**Selected excerpt**
I did something pretty shameful when I was ten, in that I faked another stomach ache, this time so convincingly I wound up in the hospital. Was I a little surprised when the emergency room doc said, “We’ve got to get that appendix out NOW!”? And should I have maybe said something as they wheeled me into surgery? Well, sure. But I didn’t. The operation was performed, and if anyone thought, this sure looks like healthy tissue to me before plopping it in the waste bin, I wouldn’t know. I only know that I woke up the next day very thirsty and began about a week of boredom on the children’s ward of St. Vincent’s.
One wonders if Hillary Clinton was bored after she lost the 2016 presidential election. While I am sure there were things to do, the position of also-ran was so unanticipated I imagine her momentarily unmoored, floating without agency off the edge of the screen. I imagine people around her not knowing what to say, wondering, maybe, if they could peel off without much fuss, or if they would be expected to stand pat, to say soothing things to, let’s face it, the person who should have been doing the soothing. Did Hillary Clinton want to be the mother of the country, or the child that must be stroked and paid attention to, including for things that are not real?
Yesterday, Ms. Clinton showed us it would be the latter, that she would, again, require the spotlight, by offering a MasterClass, the video for which features her becoming emotional when remembering her mother’s difficult upbringing, and reading from the acceptance speech she was never able to deliver. As reported in the Washington Post, the speech contained the platitude “the American Dream is big enough for everyone,” as well as Ms. Clinton remarking, “I’ve never shared [the speech] with anyone. I’ve never read it out loud.”

**Information provided**
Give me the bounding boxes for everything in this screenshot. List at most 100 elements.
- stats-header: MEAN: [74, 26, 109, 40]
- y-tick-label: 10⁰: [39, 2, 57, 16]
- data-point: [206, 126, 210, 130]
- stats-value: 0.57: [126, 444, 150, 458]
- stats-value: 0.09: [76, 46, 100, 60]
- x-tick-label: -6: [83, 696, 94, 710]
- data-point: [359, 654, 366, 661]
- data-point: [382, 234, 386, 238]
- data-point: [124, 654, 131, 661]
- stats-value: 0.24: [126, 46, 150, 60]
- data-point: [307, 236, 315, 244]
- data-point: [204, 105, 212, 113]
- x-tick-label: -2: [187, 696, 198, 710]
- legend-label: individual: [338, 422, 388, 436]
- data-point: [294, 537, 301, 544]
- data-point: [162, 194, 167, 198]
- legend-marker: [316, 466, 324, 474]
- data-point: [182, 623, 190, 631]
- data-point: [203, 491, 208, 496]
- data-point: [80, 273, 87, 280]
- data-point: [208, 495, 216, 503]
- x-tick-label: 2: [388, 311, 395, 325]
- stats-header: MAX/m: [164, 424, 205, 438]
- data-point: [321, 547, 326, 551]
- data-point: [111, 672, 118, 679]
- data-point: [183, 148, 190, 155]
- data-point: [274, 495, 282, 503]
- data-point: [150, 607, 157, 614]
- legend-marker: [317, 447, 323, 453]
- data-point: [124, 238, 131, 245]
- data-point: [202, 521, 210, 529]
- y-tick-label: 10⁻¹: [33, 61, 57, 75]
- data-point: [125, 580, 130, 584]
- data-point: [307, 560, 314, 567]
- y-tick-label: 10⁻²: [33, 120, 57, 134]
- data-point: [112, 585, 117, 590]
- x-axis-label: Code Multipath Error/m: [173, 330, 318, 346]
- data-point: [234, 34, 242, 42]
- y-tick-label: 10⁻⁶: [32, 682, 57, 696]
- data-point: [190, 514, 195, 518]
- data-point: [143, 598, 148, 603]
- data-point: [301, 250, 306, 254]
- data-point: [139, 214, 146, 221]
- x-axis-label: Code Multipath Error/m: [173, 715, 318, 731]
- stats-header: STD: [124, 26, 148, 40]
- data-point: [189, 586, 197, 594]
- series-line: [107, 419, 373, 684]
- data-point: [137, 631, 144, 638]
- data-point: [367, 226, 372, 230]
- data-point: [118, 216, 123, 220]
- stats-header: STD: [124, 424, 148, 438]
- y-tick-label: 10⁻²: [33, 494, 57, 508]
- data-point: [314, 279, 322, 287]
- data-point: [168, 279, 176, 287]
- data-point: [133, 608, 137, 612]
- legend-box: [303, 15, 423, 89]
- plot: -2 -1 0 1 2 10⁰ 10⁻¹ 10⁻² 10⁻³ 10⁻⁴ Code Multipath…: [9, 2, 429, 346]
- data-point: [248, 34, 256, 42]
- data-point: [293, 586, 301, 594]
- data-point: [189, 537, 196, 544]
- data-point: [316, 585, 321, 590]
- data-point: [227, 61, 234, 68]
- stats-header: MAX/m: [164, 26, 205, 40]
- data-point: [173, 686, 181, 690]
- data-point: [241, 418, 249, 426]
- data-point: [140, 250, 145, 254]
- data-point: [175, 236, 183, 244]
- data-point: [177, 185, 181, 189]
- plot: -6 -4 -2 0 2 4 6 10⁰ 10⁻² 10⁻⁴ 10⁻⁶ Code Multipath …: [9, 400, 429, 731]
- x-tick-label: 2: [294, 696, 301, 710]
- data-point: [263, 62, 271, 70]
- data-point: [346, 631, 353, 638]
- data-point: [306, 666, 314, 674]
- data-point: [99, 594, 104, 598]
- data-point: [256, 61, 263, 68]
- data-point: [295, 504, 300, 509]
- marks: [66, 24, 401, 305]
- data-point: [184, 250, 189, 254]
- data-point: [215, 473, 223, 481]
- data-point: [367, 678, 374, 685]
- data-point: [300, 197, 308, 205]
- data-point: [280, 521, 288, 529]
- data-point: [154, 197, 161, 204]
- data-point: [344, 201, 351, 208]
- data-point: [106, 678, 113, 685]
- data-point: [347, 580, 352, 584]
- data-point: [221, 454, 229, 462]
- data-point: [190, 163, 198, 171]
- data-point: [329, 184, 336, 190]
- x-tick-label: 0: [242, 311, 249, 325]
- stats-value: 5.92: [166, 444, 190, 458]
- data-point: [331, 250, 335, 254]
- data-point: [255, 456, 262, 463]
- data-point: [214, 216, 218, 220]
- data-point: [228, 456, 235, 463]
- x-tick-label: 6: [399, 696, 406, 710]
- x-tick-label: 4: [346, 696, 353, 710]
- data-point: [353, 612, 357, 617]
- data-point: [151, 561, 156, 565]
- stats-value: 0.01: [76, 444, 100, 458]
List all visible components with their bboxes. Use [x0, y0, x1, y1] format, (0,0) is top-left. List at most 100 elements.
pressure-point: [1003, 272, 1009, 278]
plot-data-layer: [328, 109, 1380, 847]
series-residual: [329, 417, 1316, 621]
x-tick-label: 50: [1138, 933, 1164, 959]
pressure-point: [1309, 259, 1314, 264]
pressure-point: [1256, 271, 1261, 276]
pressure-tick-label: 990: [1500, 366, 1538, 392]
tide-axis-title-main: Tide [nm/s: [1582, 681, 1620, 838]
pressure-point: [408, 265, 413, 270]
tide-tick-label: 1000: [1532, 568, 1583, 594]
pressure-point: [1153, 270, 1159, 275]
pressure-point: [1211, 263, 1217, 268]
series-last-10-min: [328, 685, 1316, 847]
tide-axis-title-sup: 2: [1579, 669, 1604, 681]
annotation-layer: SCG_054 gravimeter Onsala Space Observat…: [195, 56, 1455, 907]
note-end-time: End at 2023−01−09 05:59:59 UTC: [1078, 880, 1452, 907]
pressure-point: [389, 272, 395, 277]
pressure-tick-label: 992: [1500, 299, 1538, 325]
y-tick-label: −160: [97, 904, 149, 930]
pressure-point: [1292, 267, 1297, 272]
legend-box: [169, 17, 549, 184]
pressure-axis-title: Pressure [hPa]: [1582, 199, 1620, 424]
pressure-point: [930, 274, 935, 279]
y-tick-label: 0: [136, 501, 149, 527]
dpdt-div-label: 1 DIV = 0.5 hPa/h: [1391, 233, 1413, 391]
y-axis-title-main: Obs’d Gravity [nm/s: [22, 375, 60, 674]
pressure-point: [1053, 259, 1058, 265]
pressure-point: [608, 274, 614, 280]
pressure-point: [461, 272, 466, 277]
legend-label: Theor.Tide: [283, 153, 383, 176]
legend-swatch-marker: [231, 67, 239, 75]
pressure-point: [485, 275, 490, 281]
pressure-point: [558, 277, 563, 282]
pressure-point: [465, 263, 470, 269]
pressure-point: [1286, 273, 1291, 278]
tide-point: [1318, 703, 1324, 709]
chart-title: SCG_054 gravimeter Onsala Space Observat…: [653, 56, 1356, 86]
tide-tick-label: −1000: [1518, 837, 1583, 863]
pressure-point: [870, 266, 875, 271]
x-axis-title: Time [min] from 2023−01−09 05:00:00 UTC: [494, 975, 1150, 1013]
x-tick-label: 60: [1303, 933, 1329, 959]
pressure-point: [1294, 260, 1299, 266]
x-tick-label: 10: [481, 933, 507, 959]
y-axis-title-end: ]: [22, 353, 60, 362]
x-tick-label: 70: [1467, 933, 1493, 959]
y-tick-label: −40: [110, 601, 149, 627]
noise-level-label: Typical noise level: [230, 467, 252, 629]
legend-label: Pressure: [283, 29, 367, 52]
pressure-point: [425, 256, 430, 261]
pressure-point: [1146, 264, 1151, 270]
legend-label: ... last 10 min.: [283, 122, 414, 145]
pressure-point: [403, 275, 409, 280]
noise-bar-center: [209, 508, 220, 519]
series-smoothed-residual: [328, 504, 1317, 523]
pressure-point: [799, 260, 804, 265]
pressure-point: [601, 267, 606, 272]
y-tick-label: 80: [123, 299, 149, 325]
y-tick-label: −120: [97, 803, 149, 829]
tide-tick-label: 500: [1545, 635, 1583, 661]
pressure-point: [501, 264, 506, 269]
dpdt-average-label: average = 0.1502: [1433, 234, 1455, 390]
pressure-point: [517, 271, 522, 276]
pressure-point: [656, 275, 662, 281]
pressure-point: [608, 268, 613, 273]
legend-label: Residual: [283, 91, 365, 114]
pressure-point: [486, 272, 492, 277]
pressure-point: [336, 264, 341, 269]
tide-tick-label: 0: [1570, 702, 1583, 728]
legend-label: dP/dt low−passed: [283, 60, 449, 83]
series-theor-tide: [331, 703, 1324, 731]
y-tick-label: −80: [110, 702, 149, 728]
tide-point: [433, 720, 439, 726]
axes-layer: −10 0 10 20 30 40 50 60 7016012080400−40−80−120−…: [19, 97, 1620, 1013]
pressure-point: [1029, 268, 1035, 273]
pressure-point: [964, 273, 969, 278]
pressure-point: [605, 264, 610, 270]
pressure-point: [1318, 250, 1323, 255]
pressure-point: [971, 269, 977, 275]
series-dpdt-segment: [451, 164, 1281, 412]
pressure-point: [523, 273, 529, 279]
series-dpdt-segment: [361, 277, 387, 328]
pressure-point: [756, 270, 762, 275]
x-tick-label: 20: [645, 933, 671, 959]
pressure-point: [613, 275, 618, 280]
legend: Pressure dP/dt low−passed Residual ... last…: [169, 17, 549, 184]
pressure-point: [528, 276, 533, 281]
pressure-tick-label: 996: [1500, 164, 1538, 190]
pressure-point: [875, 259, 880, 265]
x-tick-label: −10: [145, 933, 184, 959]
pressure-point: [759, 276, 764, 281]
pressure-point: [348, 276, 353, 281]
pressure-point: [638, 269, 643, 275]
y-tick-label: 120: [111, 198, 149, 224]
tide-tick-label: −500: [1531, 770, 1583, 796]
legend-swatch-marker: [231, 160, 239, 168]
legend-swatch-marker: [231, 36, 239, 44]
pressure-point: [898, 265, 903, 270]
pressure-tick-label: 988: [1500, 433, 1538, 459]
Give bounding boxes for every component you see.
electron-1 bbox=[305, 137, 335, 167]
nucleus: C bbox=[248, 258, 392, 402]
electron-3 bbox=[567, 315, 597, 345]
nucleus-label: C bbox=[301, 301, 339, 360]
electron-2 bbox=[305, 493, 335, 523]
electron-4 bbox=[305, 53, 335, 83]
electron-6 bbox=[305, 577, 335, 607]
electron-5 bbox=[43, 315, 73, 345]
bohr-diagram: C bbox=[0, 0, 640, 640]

**Required tasks**
1/ List every passage the Hillary Clinton essay sets inside double quotation marks, in the order they appear.
2/ Reproduce part of the Hillary Clinton essay: begin at the words that contain "One wonders if" and stop after "are not real?".

**Exercise results**
1/
“We’ve got to get that appendix out NOW!”
“the American Dream is big enough for everyone,”
“I’ve never shared [the speech] with anyone. I’ve never read it out loud.”

2/
One wonders if Hillary Clinton was bored after she lost the 2016 presidential election. While I am sure there were things to do, the position of also-ran was so unanticipated I imagine her momentarily unmoored, floating without agency off the edge of the screen. I imagine people around her not knowing what to say, wondering, maybe, if they could peel off without much fuss, or if they would be expected to stand pat, to say soothing things to, let’s face it, the person who should have been doing the soothing. Did Hillary Clinton want to be the mother of the country, or the child that must be stroked and paid attention to, including for things that are not real?